→ Exercise description: Reproduce each line bearing the word "year".

Figure dataset records
>>>

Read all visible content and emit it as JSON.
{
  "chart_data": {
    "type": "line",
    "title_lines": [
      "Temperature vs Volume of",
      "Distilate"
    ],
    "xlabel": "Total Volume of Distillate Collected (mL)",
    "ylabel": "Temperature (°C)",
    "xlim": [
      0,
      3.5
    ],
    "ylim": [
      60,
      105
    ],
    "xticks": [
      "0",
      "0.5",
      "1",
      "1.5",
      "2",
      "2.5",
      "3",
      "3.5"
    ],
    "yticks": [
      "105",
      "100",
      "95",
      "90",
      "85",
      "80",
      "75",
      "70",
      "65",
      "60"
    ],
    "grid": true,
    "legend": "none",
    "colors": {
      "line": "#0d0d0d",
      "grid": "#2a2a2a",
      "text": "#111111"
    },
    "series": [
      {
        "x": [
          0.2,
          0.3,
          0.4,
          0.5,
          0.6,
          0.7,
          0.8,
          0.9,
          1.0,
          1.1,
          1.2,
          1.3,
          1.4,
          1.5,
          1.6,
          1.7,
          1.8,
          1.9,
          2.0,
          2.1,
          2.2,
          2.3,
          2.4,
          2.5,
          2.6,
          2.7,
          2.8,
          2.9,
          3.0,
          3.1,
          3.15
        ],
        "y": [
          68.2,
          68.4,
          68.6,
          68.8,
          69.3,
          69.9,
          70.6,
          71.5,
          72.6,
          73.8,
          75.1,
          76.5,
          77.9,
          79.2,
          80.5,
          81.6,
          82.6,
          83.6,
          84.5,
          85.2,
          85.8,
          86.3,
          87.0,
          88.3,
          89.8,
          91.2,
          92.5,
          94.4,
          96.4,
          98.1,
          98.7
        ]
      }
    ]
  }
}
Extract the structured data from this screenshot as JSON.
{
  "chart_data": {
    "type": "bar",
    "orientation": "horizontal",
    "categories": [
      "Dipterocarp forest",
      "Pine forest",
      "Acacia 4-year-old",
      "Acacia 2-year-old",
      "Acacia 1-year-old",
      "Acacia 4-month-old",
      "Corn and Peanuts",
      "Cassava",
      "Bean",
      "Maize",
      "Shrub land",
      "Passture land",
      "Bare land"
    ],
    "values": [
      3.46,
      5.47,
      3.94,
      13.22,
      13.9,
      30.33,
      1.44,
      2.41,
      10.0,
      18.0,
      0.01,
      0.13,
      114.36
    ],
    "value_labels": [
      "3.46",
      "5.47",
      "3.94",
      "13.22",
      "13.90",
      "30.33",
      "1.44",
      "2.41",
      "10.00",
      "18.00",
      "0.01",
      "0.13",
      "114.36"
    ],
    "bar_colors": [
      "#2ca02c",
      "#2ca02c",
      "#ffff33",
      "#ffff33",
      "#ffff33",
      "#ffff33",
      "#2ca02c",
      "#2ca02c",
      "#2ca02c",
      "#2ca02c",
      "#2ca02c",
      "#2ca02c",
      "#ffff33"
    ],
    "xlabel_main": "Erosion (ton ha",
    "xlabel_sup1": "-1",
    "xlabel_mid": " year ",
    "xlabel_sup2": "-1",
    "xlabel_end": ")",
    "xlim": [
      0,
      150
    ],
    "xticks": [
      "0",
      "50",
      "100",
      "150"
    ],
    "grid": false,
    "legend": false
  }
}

<<<

→ Exercise output:
      "Acacia 4-year-old",
      "Acacia 2-year-old",
      "Acacia 1-year-old",
    "xlabel_mid": " year ",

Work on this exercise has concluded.